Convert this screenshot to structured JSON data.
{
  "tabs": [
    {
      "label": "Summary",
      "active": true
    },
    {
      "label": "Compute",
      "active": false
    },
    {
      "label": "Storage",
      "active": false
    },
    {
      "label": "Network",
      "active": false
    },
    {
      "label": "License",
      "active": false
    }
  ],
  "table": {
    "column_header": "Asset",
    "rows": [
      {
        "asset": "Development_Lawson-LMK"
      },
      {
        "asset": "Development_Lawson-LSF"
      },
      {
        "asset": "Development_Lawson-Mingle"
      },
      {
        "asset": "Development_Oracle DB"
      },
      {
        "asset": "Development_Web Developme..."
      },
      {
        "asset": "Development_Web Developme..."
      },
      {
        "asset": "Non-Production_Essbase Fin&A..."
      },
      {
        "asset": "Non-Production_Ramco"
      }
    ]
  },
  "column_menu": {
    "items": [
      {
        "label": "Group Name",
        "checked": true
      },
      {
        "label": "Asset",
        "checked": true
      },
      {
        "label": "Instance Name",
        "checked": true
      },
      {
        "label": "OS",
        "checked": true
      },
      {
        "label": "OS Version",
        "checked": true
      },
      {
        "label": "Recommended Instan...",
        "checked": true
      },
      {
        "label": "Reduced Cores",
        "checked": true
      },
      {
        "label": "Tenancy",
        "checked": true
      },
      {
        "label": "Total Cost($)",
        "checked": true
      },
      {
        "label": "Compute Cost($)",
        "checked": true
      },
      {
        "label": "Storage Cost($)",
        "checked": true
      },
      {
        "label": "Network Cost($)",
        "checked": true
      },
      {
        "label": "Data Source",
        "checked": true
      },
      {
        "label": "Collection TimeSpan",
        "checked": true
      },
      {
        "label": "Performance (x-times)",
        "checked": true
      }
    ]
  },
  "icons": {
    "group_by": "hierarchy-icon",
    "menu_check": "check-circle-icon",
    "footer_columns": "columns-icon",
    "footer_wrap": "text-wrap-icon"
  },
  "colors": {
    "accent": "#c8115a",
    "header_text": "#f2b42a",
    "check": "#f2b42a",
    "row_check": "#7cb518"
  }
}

* _Required task_
Please repeat the material above, word for word and in full.

* _Full solution_
Convert this screenshot to structured JSON data.
{
  "tabs": [
    {
      "label": "Summary",
      "active": true
    },
    {
      "label": "Compute",
      "active": false
    },
    {
      "label": "Storage",
      "active": false
    },
    {
      "label": "Network",
      "active": false
    },
    {
      "label": "License",
      "active": false
    }
  ],
  "table": {
    "column_header": "Asset",
    "rows": [
      {
        "asset": "Development_Lawson-LMK"
      },
      {
        "asset": "Development_Lawson-LSF"
      },
      {
        "asset": "Development_Lawson-Mingle"
      },
      {
        "asset": "Development_Oracle DB"
      },
      {
        "asset": "Development_Web Developme..."
      },
      {
        "asset": "Development_Web Developme..."
      },
      {
        "asset": "Non-Production_Essbase Fin&A..."
      },
      {
        "asset": "Non-Production_Ramco"
      }
    ]
  },
  "column_menu": {
    "items": [
      {
        "label": "Group Name",
        "checked": true
      },
      {
        "label": "Asset",
        "checked": true
      },
      {
        "label": "Instance Name",
        "checked": true
      },
      {
        "label": "OS",
        "checked": true
      },
      {
        "label": "OS Version",
        "checked": true
      },
      {
        "label": "Recommended Instan...",
        "checked": true
      },
      {
        "label": "Reduced Cores",
        "checked": true
      },
      {
        "label": "Tenancy",
        "checked": true
      },
      {
        "label": "Total Cost($)",
        "checked": true
      },
      {
        "label": "Compute Cost($)",
        "checked": true
      },
      {
        "label": "Storage Cost($)",
        "checked": true
      },
      {
        "label": "Network Cost($)",
        "checked": true
      },
      {
        "label": "Data Source",
        "checked": true
      },
      {
        "label": "Collection TimeSpan",
        "checked": true
      },
      {
        "label": "Performance (x-times)",
        "checked": true
      }
    ]
  },
  "icons": {
    "group_by": "hierarchy-icon",
    "menu_check": "check-circle-icon",
    "footer_columns": "columns-icon",
    "footer_wrap": "text-wrap-icon"
  },
  "colors": {
    "accent": "#c8115a",
    "header_text": "#f2b42a",
    "check": "#f2b42a",
    "row_check": "#7cb518"
  }
}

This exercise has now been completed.